▸ **Tareas del ejercicio**
1. Según el fragmento sobre la huelga de 1956, ¿en qué fecha y en qué ciudad tuvo lugar la gran huelga que inició una nueva fase de lucha de clases en Hego Euskal Herria?
2. Prosiga el fragmento sobre la huelga de 1956 en Hego Euskal Herria a partir de su última oración.

▸ **Fragmento de texto**
Fue en ese 1956 de la «reconciliación» y la «paz» que la gran huelga del 9 abril en Iruña inició una nueva fase de lucha de clases en Hego Euskal Herria marcada por la aparición de las comisiones de fábricas, de sus trabajadores, que se alejan del sindicalismo oficial y amarillo y recuperan la tradición histórica de la independencia obrera autoorganizada en el lugar de trabajo y con otras empresas, y al poco en estrecha relación con la vida en los barrios y pueblos, con sus colectivos vecinales. Ulula el fantasma de los consejos, de los soviets, de las asambleas obreras y populares… hornos en los que se funde el acero de las insurrecciones. La burguesía siente pánico y pide ayuda a la dictadura. La tensión es tal que sectores burgueses llegan a discutir con el gobernador «civil» de Bizkaia sobre las medidas a tomar. Mientras que el PC de España implora por la «reconciliación nacional» el proletariado, que está en proceso de vertebrar al nuevo pueblo trabajador que surgirá de la salvaje represión de las huelgas de abril de 1956, empieza a autoorganizarse.

▸ **Información proporcionada**
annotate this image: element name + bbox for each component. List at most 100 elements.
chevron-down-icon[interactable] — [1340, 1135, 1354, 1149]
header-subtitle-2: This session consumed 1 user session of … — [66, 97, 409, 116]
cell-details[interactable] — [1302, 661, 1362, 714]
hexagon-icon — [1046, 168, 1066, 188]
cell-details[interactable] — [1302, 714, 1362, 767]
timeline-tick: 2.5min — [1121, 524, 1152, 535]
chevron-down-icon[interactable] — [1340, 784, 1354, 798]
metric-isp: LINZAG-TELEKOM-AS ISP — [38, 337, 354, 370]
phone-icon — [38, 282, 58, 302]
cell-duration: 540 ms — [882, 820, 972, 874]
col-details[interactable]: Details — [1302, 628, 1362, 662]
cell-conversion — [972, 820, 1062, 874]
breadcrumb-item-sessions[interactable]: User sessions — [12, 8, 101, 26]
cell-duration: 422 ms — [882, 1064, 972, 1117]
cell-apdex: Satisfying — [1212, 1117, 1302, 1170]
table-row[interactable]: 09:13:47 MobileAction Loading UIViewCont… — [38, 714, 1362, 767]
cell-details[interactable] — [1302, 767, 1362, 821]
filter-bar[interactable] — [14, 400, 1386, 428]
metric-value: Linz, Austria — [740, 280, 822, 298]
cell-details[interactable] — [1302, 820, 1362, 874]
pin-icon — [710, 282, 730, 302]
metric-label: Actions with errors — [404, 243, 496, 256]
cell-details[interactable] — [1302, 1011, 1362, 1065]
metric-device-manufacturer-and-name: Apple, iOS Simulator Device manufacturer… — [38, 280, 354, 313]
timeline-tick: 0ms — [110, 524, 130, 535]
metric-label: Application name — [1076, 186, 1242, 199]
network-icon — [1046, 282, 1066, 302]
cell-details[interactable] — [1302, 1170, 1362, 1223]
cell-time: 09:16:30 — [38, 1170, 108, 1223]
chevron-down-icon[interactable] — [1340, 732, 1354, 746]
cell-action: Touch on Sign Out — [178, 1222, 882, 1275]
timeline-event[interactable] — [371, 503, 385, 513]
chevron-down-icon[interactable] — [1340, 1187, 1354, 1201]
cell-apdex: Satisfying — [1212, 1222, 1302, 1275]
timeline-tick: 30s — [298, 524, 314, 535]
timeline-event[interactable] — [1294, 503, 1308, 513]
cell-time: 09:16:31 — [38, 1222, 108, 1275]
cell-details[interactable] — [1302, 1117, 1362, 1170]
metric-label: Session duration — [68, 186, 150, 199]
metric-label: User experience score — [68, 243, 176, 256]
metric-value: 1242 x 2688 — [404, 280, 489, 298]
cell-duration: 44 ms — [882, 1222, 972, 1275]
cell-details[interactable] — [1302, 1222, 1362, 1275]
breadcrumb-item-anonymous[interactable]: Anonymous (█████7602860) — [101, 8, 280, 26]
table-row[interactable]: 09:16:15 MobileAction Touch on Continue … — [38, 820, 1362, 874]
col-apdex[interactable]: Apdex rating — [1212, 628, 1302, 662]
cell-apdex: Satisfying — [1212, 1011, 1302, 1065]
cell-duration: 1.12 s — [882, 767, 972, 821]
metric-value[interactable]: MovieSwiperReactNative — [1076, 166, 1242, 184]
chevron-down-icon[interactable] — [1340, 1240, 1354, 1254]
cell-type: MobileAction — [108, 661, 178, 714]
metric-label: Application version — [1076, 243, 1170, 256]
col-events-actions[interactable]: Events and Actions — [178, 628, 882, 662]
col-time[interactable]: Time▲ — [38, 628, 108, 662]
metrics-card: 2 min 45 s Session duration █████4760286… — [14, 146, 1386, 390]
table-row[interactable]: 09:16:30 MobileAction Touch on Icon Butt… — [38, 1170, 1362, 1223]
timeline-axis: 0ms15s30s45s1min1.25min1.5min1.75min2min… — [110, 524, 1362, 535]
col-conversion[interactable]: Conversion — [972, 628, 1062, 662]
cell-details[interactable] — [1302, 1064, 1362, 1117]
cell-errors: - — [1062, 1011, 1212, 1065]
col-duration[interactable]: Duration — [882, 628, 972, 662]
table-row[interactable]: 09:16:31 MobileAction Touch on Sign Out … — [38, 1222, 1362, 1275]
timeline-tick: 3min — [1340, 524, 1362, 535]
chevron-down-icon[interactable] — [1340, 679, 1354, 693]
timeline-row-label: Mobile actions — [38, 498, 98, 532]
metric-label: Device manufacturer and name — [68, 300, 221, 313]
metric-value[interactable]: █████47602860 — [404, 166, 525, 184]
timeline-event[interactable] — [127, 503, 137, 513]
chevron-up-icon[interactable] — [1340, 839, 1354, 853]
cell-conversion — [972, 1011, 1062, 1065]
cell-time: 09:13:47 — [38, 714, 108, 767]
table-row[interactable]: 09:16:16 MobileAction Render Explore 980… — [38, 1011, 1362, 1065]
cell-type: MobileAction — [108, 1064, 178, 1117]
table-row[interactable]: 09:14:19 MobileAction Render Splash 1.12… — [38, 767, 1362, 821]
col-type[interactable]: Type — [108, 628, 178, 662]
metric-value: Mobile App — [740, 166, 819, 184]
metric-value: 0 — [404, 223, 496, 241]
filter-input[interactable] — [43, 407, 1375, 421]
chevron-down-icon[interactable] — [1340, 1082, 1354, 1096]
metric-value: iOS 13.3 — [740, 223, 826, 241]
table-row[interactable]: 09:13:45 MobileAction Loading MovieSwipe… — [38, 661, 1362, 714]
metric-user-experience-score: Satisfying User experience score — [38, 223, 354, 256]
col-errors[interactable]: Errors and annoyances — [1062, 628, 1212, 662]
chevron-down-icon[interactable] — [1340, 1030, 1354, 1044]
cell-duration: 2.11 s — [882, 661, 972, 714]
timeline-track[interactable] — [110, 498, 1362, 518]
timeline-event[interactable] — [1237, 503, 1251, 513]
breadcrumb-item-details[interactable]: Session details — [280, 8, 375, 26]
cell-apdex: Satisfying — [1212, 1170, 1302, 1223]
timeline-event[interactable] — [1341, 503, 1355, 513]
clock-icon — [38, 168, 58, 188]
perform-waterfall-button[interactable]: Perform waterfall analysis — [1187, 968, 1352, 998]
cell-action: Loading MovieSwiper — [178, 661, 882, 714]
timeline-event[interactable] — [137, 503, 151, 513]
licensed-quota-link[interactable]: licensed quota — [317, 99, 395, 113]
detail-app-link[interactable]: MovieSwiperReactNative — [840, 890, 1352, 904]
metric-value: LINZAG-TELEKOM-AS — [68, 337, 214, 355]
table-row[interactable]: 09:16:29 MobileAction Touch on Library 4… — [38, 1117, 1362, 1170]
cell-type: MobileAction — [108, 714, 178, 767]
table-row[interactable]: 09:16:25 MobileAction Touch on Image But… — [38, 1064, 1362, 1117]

▸ **Respuestas escritas**
1. El 9 de abril de 1956, en Iruña.

2.
En esas condiciones, para los resistentes que sin ser independentistas sí defendían el derecho de autodeterminación tal cual lo entendía Lenin, este giro al pacifismo y al nacionalismo español abrió profundas grietas subjetivas por las que, en un lustro, empezarían a penetrar reflexiones sobre qué querían aquellos «jóvenes abertzales» que se preguntaban sobre todo, que reconocían su ignorancia incluso de la historia vasca porque no se creían ya las versiones del PNV y menos aún las del imperialismo franco-español. Estos sectores empezaban a preguntase sobre el creciente abismo que separaba a la vieja izquierda estatalista del nuevo proletariado vasco: en su memoria militar algunos guardaban como oro en paño el heroísmo de los gudaris comunistas en la guerra de 1936-44, que dieron a sus batallones nombres como el de Gernika, y profundamente internacionalistas como el de Rosa Luxemburg, elegido a pesar de que esta revolucionaria había sido depurada post morten por la burocracia stalinista en la década de 1920, y no dudaban en calificar de imperialista al Ejército español. Pero el PCE les exigía que se reconciliasen con la patronal y con las fuerzas represivas que masacraban al pueblo en aquella impresionante huelga de abril de 1956.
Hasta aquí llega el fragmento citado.